Aim
Which lines hold the word "JSON"? Copy each one.

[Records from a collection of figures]
>>
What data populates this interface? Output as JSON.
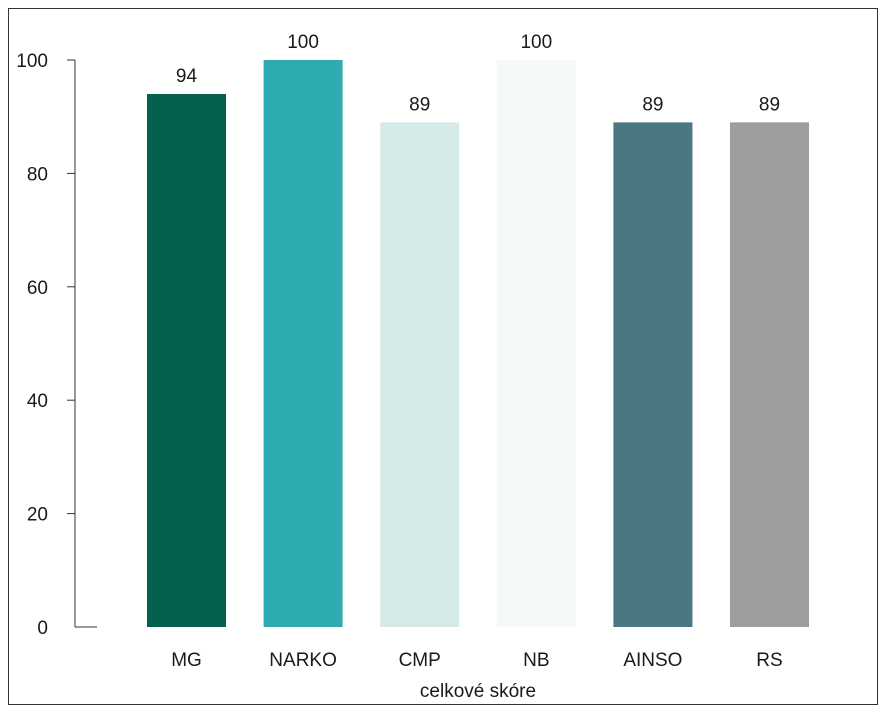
{
  "chart_data": {
    "type": "bar",
    "title": "",
    "xlabel": "celkové skóre",
    "ylabel": "",
    "categories": [
      "MG",
      "NARKO",
      "CMP",
      "NB",
      "AINSO",
      "RS"
    ],
    "values": [
      94,
      100,
      89,
      100,
      89,
      89
    ],
    "value_labels": [
      "94",
      "100",
      "89",
      "100",
      "89",
      "89"
    ],
    "colors": [
      "#04604f",
      "#2eabb1",
      "#d6ebe9",
      "#f3f9f9",
      "#4a7882",
      "#9d9d9c"
    ],
    "ylim": [
      0,
      100
    ],
    "yticks": [
      0,
      20,
      40,
      60,
      80,
      100
    ],
    "grid": false,
    "legend": "none"
  }
}
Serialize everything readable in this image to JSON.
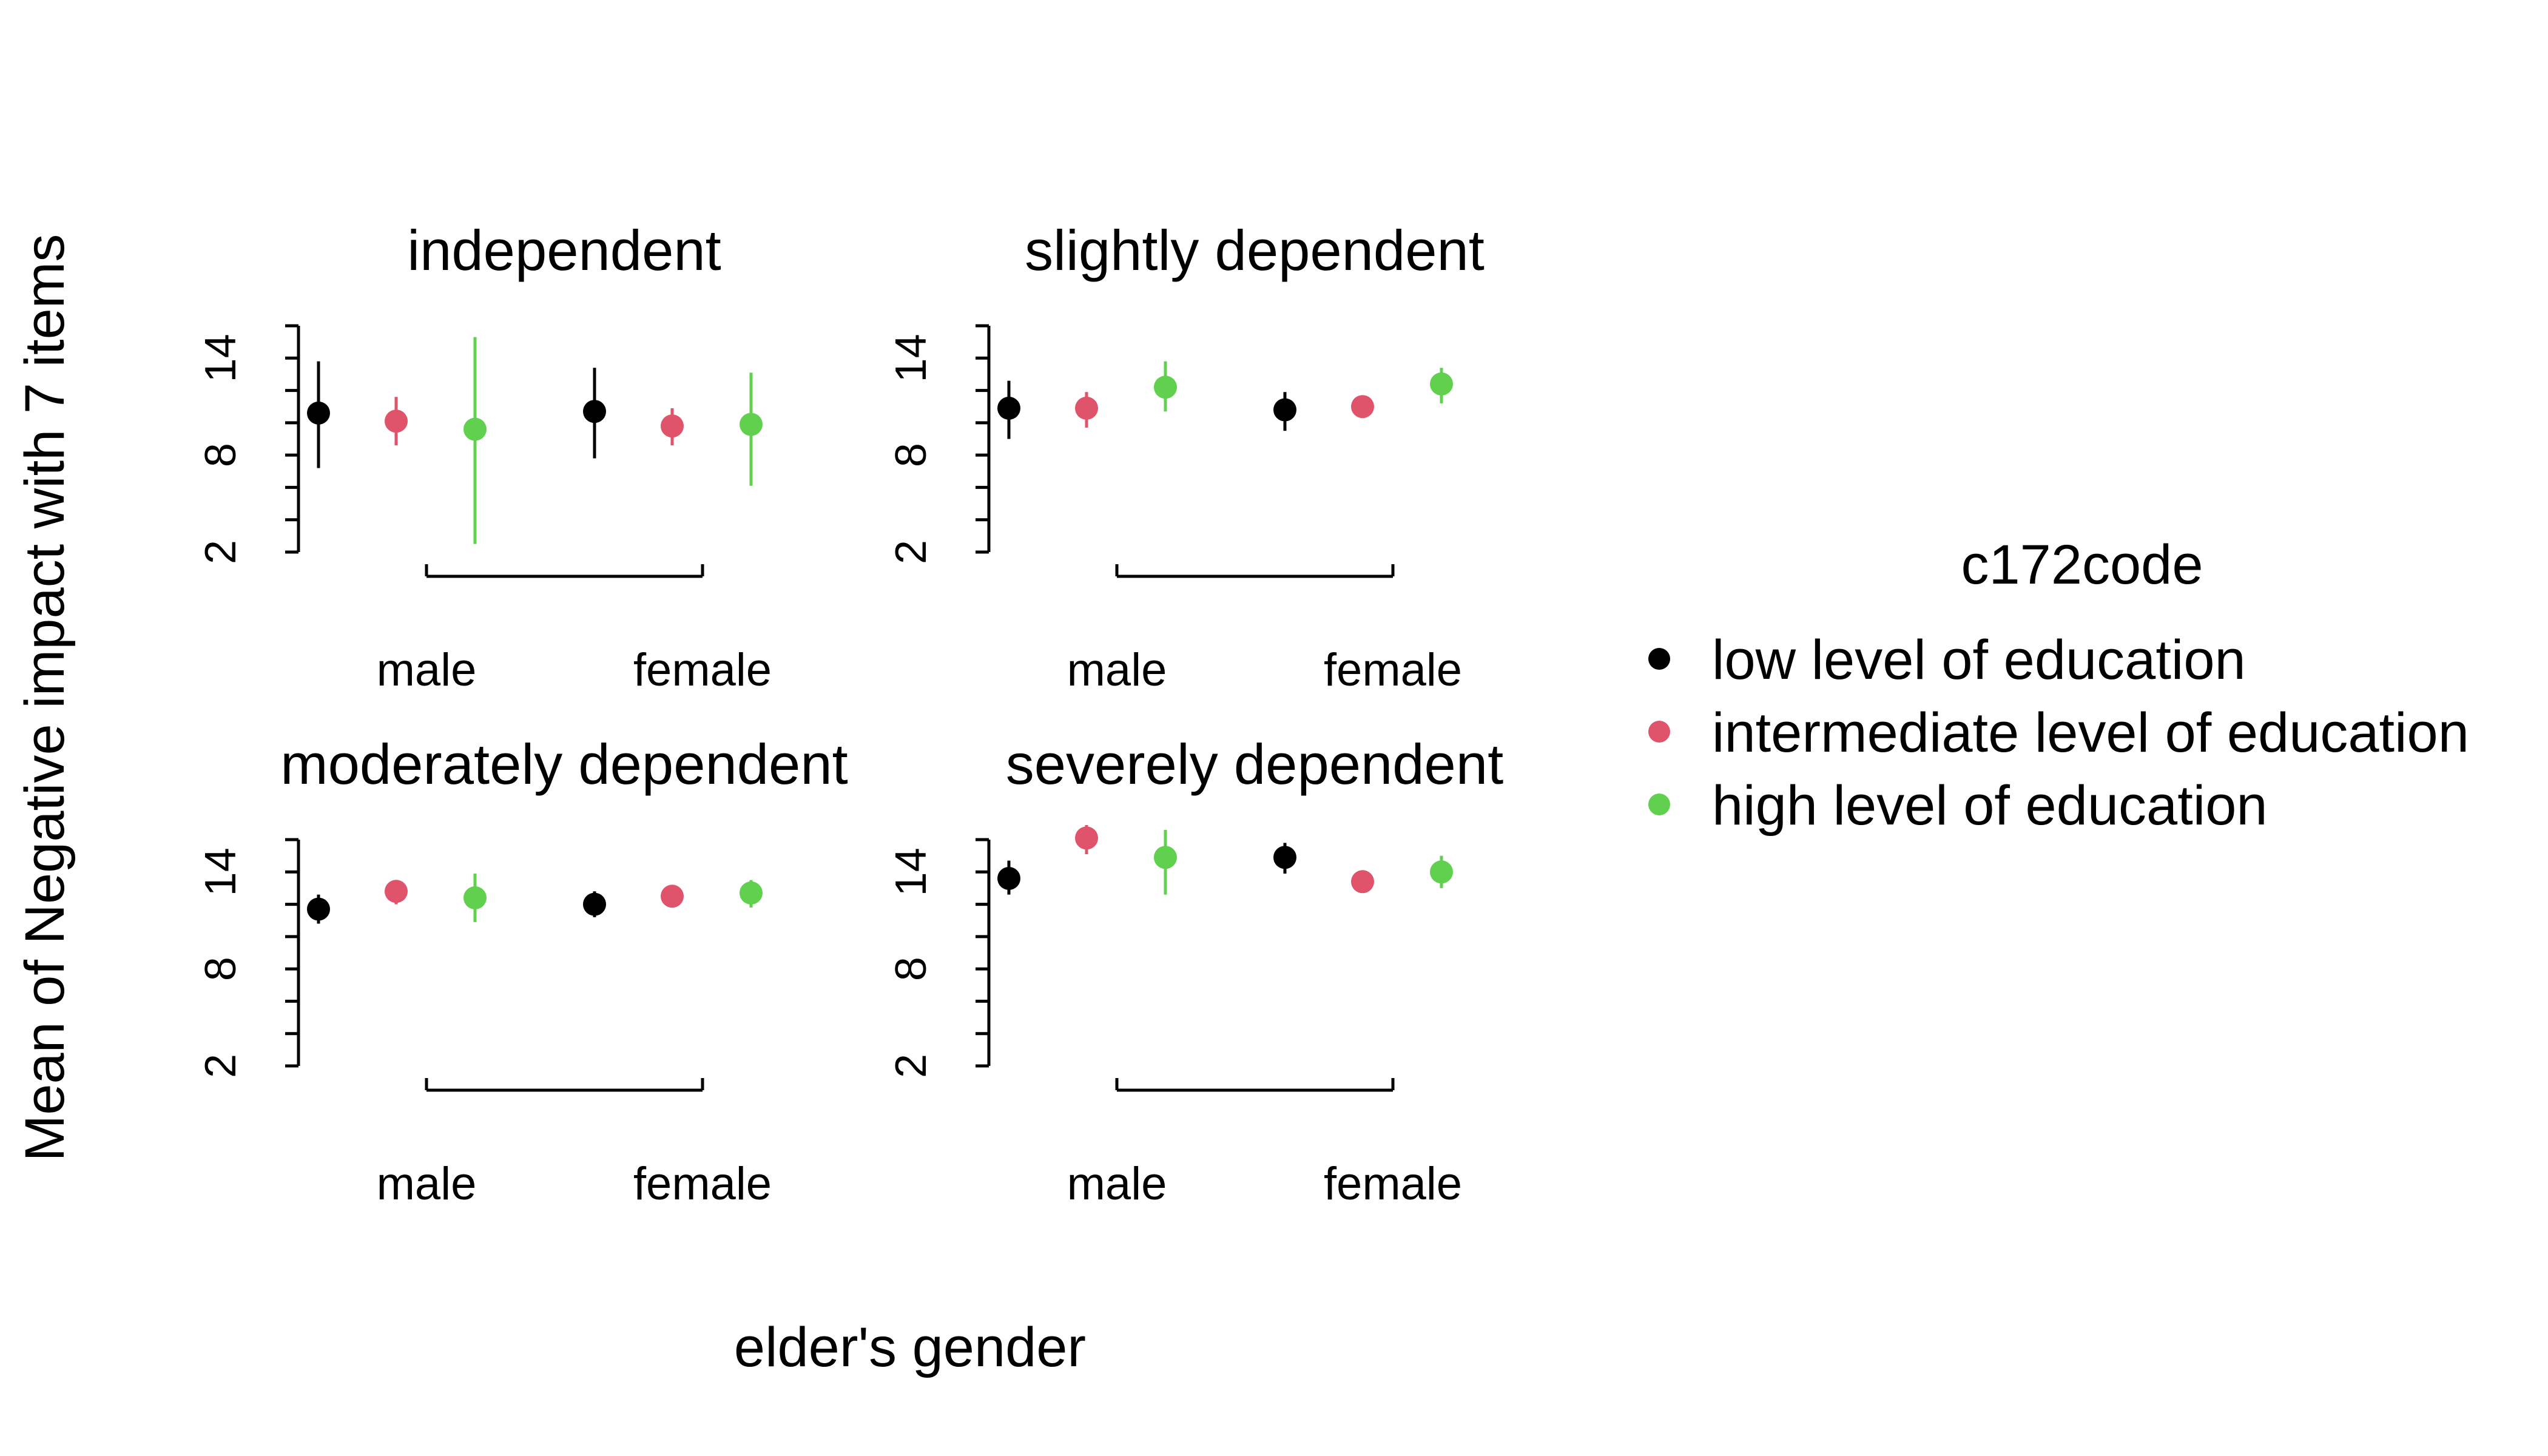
<<
Answer to the task
What data populates this interface? Output as JSON.
Serialize everything readable in this image to JSON.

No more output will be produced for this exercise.